# Source:
+ + + + +

I was reminiscing with Linn recently about watching old black and white movies on the TV on Saturday afternoons whilst everyone else was watching sports. There was always something so romantic and special about that. It made me feel like I had some wonderful secret that none of my peers knew about. When they would meet on Monday mornings and talk about the football results I would be replaying scenes from the movies in my head and walking the school corridors, collar turned up and pretending I was Bogart or Cagney. Jimmy Stewart maybe because he was kind of tall and gangly like me. I’d have loved to have been a Cary Grant or a Gregory Peck in Roman Holiday of course, but there was no point in taking the fantasy to ridiculously impossible extremes.

Then there were the late night French new wave films that BBC 2 would show. I remember coming in from a night of being bored in town and being utterly seduced by the likes of The Band of Outsiders and The 400 Blows. Those celluloid worlds seemed so much more appealing than the realities of the crass Technicolor I had to live through day to day. Later of course I discovered that those films were closely connected to a lot of the music that I was discovering and becoming obsessed by, and as the poet said, it all fitted.

There is something so special about those fledgling experiences that mould your personality; something so magical about the formation of memories and emotions that go burrowing into your heart. And whilst we continue to build on those layers of feeling as we grow older, there remains something so deliciously painful about those first foundations. They are simultaneously as solid as granite and as fragile as gossamer wings.

So what pours on those new layers these days? Well, recently I have been obsessing over Linda Scott. It’s all the fault of a mix CD that dropped into my hands a few months ago. It kicked off with Scott’s big early ‘60s hit ‘I’ve Told Every Little Star’ and was followed by 1000 Violins ‘If I Were A Bullet Then For Sure I’d Find A Way To Your Heart’. There were loads of other great tunes on the mix, but I could never get past the first two cuts. Now I always liked 1000 Violins. I know there were people who did not rate them, but I remember them always having a fine line in titles at the very least. ‘Locked Out Of The Love In’ was a favourite. I am not sure why I did not buy any of their records. Probably a lack of money, and of course in those days there was no Soulseek. I clearly remember ‘If I Was Bullet’ though, and it was great to hear it again. Listening to it now, I’m struck by how it sounds less jangling than I had imagined and more like The Wild Swans. I’m sure that comparison will make some quake, but there it is.

+ + + + +

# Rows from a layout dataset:
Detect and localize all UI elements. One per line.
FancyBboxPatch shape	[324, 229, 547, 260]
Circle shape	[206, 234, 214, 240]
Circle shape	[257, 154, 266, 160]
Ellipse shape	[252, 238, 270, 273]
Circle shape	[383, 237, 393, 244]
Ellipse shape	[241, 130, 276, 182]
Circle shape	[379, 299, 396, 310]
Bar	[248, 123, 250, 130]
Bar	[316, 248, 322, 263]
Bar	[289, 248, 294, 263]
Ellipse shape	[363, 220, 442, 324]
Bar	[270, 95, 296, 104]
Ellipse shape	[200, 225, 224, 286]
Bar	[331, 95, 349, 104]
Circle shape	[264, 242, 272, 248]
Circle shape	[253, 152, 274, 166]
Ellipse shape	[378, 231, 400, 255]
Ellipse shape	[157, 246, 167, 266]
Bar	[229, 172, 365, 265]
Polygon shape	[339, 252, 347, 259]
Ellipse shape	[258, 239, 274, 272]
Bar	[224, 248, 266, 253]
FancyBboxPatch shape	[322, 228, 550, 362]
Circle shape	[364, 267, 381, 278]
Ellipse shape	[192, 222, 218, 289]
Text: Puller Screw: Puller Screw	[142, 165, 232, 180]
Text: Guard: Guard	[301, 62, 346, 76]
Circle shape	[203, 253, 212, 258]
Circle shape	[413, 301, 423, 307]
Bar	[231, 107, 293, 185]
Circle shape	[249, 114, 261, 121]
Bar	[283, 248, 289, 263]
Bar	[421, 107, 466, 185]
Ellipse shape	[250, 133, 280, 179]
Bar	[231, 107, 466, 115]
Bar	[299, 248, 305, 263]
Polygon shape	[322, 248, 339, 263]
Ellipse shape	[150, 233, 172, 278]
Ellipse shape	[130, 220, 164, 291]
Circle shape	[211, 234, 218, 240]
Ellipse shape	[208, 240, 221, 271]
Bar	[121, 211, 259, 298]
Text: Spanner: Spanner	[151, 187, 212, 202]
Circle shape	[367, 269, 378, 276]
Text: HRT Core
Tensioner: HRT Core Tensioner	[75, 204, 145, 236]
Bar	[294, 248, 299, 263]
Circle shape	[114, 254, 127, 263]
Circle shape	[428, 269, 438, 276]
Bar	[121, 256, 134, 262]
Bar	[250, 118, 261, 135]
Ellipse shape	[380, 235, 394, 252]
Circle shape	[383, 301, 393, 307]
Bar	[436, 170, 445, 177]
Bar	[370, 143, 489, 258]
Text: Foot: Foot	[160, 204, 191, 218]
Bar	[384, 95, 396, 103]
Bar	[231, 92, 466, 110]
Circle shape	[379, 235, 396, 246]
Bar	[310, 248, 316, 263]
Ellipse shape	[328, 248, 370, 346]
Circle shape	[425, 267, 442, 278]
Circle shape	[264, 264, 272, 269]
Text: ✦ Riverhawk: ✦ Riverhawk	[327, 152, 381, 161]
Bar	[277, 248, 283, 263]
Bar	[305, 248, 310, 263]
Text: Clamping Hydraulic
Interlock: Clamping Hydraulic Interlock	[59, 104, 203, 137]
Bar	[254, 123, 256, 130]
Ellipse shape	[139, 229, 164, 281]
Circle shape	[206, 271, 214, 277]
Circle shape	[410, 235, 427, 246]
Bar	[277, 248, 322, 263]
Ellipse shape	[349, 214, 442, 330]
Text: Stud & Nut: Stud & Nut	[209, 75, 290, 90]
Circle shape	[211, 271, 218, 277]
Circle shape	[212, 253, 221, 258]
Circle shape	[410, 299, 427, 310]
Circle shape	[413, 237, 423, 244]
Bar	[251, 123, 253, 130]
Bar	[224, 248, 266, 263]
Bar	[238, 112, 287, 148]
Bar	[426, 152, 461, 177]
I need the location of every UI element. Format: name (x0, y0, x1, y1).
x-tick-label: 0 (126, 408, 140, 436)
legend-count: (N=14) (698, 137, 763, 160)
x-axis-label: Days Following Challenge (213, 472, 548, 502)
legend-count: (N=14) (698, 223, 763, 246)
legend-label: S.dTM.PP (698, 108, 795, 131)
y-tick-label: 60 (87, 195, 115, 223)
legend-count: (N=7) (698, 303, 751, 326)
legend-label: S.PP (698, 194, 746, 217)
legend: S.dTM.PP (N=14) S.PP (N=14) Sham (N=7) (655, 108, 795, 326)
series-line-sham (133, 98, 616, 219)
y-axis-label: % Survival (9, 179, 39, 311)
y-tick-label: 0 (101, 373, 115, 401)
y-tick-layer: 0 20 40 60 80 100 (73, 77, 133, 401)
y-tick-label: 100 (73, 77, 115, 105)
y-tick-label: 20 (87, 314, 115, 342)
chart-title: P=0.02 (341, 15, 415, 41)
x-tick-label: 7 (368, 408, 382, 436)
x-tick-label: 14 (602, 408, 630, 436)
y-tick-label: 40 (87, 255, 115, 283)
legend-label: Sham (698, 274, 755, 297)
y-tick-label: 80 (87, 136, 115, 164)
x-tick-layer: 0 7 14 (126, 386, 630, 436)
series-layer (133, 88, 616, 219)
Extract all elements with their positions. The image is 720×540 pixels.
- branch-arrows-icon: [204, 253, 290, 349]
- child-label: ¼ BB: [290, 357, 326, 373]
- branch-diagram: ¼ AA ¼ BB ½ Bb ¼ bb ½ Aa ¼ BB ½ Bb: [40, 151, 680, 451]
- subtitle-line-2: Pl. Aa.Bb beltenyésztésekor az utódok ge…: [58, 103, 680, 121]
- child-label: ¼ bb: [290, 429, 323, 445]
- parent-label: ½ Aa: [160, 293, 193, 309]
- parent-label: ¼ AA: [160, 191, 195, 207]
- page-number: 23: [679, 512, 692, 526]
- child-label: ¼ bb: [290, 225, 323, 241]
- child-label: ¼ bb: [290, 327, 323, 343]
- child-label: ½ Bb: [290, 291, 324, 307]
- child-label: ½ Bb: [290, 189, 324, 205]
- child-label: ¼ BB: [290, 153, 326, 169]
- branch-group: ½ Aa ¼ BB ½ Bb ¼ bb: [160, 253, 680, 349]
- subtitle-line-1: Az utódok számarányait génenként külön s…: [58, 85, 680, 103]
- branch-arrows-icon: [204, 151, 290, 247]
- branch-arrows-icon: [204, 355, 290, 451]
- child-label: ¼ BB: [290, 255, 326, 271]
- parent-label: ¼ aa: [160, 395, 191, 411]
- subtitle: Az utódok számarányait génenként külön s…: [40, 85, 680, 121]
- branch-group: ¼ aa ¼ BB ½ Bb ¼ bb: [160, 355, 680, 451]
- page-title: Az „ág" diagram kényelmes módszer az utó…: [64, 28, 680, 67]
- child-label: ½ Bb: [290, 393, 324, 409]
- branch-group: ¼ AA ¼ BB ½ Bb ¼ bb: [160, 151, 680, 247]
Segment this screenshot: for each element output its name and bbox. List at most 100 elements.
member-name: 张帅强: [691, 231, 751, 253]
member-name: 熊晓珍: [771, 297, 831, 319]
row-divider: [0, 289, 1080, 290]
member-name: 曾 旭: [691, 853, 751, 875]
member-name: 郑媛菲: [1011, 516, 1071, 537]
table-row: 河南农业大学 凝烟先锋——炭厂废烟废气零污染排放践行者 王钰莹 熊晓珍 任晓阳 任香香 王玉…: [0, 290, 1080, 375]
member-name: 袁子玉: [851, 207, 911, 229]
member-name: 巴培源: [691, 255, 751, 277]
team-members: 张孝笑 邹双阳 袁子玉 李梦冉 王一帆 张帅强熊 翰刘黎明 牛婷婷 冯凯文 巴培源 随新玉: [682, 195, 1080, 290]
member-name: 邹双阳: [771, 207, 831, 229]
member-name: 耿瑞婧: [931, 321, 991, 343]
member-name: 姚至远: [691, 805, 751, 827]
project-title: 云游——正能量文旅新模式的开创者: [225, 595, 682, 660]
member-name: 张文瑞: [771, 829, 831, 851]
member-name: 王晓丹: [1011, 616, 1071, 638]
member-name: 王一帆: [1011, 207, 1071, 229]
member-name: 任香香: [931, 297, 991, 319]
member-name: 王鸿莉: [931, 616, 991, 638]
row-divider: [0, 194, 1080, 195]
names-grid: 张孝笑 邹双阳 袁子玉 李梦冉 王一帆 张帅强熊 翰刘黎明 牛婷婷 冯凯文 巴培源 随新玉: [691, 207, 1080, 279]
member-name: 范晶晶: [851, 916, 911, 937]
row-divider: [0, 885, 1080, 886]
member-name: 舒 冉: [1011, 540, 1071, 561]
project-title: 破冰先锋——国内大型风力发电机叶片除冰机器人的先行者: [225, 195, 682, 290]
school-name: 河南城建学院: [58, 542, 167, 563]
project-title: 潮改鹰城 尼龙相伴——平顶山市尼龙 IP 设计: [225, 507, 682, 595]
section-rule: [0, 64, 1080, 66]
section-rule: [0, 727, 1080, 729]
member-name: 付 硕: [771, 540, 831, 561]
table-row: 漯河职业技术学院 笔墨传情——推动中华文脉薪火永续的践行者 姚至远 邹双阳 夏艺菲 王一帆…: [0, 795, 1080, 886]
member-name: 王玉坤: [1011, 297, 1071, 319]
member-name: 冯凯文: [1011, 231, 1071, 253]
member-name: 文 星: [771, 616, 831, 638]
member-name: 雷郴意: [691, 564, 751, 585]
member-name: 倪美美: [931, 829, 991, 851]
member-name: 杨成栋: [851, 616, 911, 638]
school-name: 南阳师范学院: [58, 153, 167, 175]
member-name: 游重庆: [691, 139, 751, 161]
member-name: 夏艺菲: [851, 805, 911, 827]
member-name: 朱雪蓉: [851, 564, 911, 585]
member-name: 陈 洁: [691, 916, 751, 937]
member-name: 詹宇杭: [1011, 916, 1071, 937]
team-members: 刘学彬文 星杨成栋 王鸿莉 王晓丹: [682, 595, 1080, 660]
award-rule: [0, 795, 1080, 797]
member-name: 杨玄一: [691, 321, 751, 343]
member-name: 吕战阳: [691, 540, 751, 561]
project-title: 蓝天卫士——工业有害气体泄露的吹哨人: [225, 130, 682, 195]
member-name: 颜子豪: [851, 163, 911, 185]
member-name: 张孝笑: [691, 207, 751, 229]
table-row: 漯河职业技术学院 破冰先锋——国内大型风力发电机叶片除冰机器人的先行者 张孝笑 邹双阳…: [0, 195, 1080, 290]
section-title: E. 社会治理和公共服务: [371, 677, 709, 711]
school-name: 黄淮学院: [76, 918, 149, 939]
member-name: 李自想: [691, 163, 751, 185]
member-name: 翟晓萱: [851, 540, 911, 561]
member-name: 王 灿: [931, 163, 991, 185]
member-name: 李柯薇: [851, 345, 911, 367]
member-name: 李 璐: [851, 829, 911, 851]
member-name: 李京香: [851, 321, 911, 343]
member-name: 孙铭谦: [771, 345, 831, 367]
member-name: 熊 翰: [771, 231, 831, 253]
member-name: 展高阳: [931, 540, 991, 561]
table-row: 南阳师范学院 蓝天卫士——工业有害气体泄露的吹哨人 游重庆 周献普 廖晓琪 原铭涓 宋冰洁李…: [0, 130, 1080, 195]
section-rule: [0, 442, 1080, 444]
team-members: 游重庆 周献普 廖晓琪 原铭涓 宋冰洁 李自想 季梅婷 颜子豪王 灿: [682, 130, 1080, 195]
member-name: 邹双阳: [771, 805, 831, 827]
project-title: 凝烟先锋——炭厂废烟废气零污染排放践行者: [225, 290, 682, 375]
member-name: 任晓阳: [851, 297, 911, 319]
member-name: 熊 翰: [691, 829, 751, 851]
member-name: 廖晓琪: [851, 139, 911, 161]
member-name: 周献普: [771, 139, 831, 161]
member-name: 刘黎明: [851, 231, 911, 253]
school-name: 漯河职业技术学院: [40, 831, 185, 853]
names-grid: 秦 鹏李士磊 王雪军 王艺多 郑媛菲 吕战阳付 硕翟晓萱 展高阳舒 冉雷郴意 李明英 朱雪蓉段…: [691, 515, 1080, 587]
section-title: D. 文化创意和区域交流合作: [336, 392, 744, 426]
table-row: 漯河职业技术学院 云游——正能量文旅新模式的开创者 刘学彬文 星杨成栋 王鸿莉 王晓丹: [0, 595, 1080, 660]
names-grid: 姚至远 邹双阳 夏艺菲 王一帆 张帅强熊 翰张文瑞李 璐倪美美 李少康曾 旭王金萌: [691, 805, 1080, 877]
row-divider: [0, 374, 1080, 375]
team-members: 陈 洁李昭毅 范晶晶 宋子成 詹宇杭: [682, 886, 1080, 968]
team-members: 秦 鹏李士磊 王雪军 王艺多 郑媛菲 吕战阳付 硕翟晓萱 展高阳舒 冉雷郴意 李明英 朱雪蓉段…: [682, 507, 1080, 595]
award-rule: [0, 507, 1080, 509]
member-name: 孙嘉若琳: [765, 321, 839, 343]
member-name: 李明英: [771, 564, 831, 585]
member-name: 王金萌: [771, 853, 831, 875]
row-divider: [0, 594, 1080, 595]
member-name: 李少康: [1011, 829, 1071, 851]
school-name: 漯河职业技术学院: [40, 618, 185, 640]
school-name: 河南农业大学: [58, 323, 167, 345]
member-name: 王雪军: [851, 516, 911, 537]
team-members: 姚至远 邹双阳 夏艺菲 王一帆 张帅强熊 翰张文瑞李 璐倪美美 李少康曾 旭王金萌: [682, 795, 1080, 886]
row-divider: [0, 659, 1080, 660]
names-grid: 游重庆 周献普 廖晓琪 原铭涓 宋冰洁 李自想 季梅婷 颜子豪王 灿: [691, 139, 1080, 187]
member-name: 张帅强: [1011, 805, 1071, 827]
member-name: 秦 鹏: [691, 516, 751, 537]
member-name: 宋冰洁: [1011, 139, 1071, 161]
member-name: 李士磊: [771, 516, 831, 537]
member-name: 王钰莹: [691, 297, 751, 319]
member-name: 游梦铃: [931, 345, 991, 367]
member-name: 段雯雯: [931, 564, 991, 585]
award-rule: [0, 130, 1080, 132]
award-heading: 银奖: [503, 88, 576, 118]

+ + + + +

# Required actions:
(1) Select every line of the rows that contains the string "series", and copy each one. Case counts.
(2) Carry the text about old movies and early music on from the point where it stops, writing the next part.
The text and the rows are unrelated pieces of material.

# Final answers:
(1)
series-line-sham (133, 98, 616, 219)
series-layer (133, 88, 616, 219)

(2)
But the Linda Scott track is something else again. You may know it from Mulholland Drive of course, where it follows Connie Steven’s equally magical ‘Sixteen Reasons’. Some days I think I could just put those songs on repeat and never want to hear anything else ever again.

Didn’t Vic Godard once say something about going off the course of twenty years and out of rock and roll? And didn’t he say something about how Pop was doing very well thank you until ‘Whole Lotta Shakin’ Going On’ appeared? Something like that, anyway. It may have been a typically arch Godard quip, and personally I like a lot of that primal rock’n’roll palaver, but there’s something in what he said regardless. It ties into what El records have been doing, putting out all those great old records by the likes of The Boswell Sisters and Anita O’Day. There is a glorious sense of impossible cool about those records, and also of course in wanting to play those records instead of all the indie-rock-by-numbers that is foisted on the world these days. I like to think if I were sixteen again now I’d be listening to The Boswell Sisters, watching Band of Outsiders and dancing the Madison. And didn’t The Pines have a song called ‘Anita O’Day’? And have you heard Anito O'Day do 'You're getting To Be A Habit With Me?' It will kill you, I swear to god.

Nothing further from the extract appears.